[What you are asked to do] Give the entries again, word for word.

[Recorded data]
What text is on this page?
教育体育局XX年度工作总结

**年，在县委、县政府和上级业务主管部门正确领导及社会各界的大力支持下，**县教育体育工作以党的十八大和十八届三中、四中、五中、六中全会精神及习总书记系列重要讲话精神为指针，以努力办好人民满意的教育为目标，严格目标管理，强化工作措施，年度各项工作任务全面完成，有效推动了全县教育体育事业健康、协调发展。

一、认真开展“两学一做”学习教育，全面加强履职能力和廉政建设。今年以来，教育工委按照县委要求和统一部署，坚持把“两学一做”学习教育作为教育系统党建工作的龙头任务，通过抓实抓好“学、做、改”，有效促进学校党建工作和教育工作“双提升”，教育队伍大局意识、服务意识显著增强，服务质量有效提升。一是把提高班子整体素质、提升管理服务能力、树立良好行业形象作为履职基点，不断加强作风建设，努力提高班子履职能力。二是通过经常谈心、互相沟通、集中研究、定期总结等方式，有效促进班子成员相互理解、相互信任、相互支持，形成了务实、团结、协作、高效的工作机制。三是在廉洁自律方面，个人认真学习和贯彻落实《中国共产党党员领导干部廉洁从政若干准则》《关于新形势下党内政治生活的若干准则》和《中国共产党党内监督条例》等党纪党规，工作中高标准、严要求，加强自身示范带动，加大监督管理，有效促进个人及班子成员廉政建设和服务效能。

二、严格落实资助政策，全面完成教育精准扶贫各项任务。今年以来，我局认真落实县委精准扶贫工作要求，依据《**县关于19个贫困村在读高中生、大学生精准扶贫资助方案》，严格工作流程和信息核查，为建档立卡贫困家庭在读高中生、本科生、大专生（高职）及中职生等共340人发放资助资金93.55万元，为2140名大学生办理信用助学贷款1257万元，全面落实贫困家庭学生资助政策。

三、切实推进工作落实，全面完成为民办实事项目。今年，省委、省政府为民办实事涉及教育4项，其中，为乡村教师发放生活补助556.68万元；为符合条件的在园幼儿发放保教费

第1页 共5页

[Finished task]
What text is on this page?
教育体育局XX年度工作总结

**年，在县委、县政府和上级业务主管部门正确领导及社会各界的大力支持下，**县教育体育工作以党的十八大和十八届三中、四中、五中、六中全会精神及习总书记系列重要讲话精神为指针，以努力办好人民满意的教育为目标，严格目标管理，强化工作措施，年度各项工作任务全面完成，有效推动了全县教育体育事业健康、协调发展。

一、认真开展“两学一做”学习教育，全面加强履职能力和廉政建设。今年以来，教育工委按照县委要求和统一部署，坚持把“两学一做”学习教育作为教育系统党建工作的龙头任务，通过抓实抓好“学、做、改”，有效促进学校党建工作和教育工作“双提升”，教育队伍大局意识、服务意识显著增强，服务质量有效提升。一是把提高班子整体素质、提升管理服务能力、树立良好行业形象作为履职基点，不断加强作风建设，努力提高班子履职能力。二是通过经常谈心、互相沟通、集中研究、定期总结等方式，有效促进班子成员相互理解、相互信任、相互支持，形成了务实、团结、协作、高效的工作机制。三是在廉洁自律方面，个人认真学习和贯彻落实《中国共产党党员领导干部廉洁从政若干准则》《关于新形势下党内政治生活的若干准则》和《中国共产党党内监督条例》等党纪党规，工作中高标准、严要求，加强自身示范带动，加大监督管理，有效促进个人及班子成员廉政建设和服务效能。

二、严格落实资助政策，全面完成教育精准扶贫各项任务。今年以来，我局认真落实县委精准扶贫工作要求，依据《**县关于19个贫困村在读高中生、大学生精准扶贫资助方案》，严格工作流程和信息核查，为建档立卡贫困家庭在读高中生、本科生、大专生（高职）及中职生等共340人发放资助资金93.55万元，为2140名大学生办理信用助学贷款1257万元，全面落实贫困家庭学生资助政策。

三、切实推进工作落实，全面完成为民办实事项目。今年，省委、省政府为民办实事涉及教育4项，其中，为乡村教师发放生活补助556.68万元；为符合条件的在园幼儿发放保教费

第1页 共5页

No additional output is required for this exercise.